- _WRITTEN INSTRUCTION_
Print out each entry below exactly, please.

Start INPUT ROWS

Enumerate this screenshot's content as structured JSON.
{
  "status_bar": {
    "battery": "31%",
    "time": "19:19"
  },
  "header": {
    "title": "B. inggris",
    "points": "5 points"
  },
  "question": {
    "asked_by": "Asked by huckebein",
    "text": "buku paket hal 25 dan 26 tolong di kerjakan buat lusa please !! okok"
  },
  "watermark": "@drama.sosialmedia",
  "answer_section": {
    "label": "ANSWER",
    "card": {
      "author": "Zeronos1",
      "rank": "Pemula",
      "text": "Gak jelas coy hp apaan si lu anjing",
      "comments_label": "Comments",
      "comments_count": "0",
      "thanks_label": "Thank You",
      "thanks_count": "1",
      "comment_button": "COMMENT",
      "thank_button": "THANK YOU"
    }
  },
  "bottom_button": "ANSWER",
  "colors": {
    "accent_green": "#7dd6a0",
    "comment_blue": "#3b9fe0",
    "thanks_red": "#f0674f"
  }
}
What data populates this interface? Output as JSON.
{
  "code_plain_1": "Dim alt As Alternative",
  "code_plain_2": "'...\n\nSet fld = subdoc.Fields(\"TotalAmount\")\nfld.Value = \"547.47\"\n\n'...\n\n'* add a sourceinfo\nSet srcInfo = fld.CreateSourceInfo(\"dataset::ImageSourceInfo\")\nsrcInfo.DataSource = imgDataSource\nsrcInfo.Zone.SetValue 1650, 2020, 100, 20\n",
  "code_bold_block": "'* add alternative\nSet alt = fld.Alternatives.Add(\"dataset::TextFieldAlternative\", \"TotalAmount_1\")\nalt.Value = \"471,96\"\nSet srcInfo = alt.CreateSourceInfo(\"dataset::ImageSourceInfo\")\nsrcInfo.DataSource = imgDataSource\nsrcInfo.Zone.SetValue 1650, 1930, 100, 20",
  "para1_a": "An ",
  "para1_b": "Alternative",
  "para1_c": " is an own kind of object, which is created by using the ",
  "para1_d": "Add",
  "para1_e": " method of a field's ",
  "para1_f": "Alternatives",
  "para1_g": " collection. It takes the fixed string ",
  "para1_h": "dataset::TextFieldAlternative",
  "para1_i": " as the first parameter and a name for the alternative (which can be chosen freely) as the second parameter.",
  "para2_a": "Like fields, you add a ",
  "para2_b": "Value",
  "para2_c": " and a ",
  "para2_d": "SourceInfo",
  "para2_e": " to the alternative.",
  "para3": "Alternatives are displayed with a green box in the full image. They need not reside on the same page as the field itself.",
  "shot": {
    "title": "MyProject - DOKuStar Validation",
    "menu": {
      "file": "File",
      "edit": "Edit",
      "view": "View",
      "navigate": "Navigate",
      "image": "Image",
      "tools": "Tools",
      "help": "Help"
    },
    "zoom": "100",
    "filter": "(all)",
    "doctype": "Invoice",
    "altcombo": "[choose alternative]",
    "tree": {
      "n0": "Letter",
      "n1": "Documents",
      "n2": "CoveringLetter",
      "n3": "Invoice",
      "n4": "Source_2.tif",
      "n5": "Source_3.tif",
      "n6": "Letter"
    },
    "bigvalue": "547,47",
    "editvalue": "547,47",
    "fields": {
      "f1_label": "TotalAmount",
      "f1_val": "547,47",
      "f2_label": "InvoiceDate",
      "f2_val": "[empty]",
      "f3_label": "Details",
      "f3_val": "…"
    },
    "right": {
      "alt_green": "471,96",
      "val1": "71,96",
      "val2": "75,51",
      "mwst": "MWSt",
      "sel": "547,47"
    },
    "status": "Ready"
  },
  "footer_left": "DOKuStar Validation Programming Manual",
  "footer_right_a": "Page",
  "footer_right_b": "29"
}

End INPUT ROWS

- _RESULT_
Enumerate this screenshot's content as structured JSON.
{
  "status_bar": {
    "battery": "31%",
    "time": "19:19"
  },
  "header": {
    "title": "B. inggris",
    "points": "5 points"
  },
  "question": {
    "asked_by": "Asked by huckebein",
    "text": "buku paket hal 25 dan 26 tolong di kerjakan buat lusa please !! okok"
  },
  "watermark": "@drama.sosialmedia",
  "answer_section": {
    "label": "ANSWER",
    "card": {
      "author": "Zeronos1",
      "rank": "Pemula",
      "text": "Gak jelas coy hp apaan si lu anjing",
      "comments_label": "Comments",
      "comments_count": "0",
      "thanks_label": "Thank You",
      "thanks_count": "1",
      "comment_button": "COMMENT",
      "thank_button": "THANK YOU"
    }
  },
  "bottom_button": "ANSWER",
  "colors": {
    "accent_green": "#7dd6a0",
    "comment_blue": "#3b9fe0",
    "thanks_red": "#f0674f"
  }
}
What data populates this interface? Output as JSON.
{
  "code_plain_1": "Dim alt As Alternative",
  "code_plain_2": "'...\n\nSet fld = subdoc.Fields(\"TotalAmount\")\nfld.Value = \"547.47\"\n\n'...\n\n'* add a sourceinfo\nSet srcInfo = fld.CreateSourceInfo(\"dataset::ImageSourceInfo\")\nsrcInfo.DataSource = imgDataSource\nsrcInfo.Zone.SetValue 1650, 2020, 100, 20\n",
  "code_bold_block": "'* add alternative\nSet alt = fld.Alternatives.Add(\"dataset::TextFieldAlternative\", \"TotalAmount_1\")\nalt.Value = \"471,96\"\nSet srcInfo = alt.CreateSourceInfo(\"dataset::ImageSourceInfo\")\nsrcInfo.DataSource = imgDataSource\nsrcInfo.Zone.SetValue 1650, 1930, 100, 20",
  "para1_a": "An ",
  "para1_b": "Alternative",
  "para1_c": " is an own kind of object, which is created by using the ",
  "para1_d": "Add",
  "para1_e": " method of a field's ",
  "para1_f": "Alternatives",
  "para1_g": " collection. It takes the fixed string ",
  "para1_h": "dataset::TextFieldAlternative",
  "para1_i": " as the first parameter and a name for the alternative (which can be chosen freely) as the second parameter.",
  "para2_a": "Like fields, you add a ",
  "para2_b": "Value",
  "para2_c": " and a ",
  "para2_d": "SourceInfo",
  "para2_e": " to the alternative.",
  "para3": "Alternatives are displayed with a green box in the full image. They need not reside on the same page as the field itself.",
  "shot": {
    "title": "MyProject - DOKuStar Validation",
    "menu": {
      "file": "File",
      "edit": "Edit",
      "view": "View",
      "navigate": "Navigate",
      "image": "Image",
      "tools": "Tools",
      "help": "Help"
    },
    "zoom": "100",
    "filter": "(all)",
    "doctype": "Invoice",
    "altcombo": "[choose alternative]",
    "tree": {
      "n0": "Letter",
      "n1": "Documents",
      "n2": "CoveringLetter",
      "n3": "Invoice",
      "n4": "Source_2.tif",
      "n5": "Source_3.tif",
      "n6": "Letter"
    },
    "bigvalue": "547,47",
    "editvalue": "547,47",
    "fields": {
      "f1_label": "TotalAmount",
      "f1_val": "547,47",
      "f2_label": "InvoiceDate",
      "f2_val": "[empty]",
      "f3_label": "Details",
      "f3_val": "…"
    },
    "right": {
      "alt_green": "471,96",
      "val1": "71,96",
      "val2": "75,51",
      "mwst": "MWSt",
      "sel": "547,47"
    },
    "status": "Ready"
  },
  "footer_left": "DOKuStar Validation Programming Manual",
  "footer_right_a": "Page",
  "footer_right_b": "29"
}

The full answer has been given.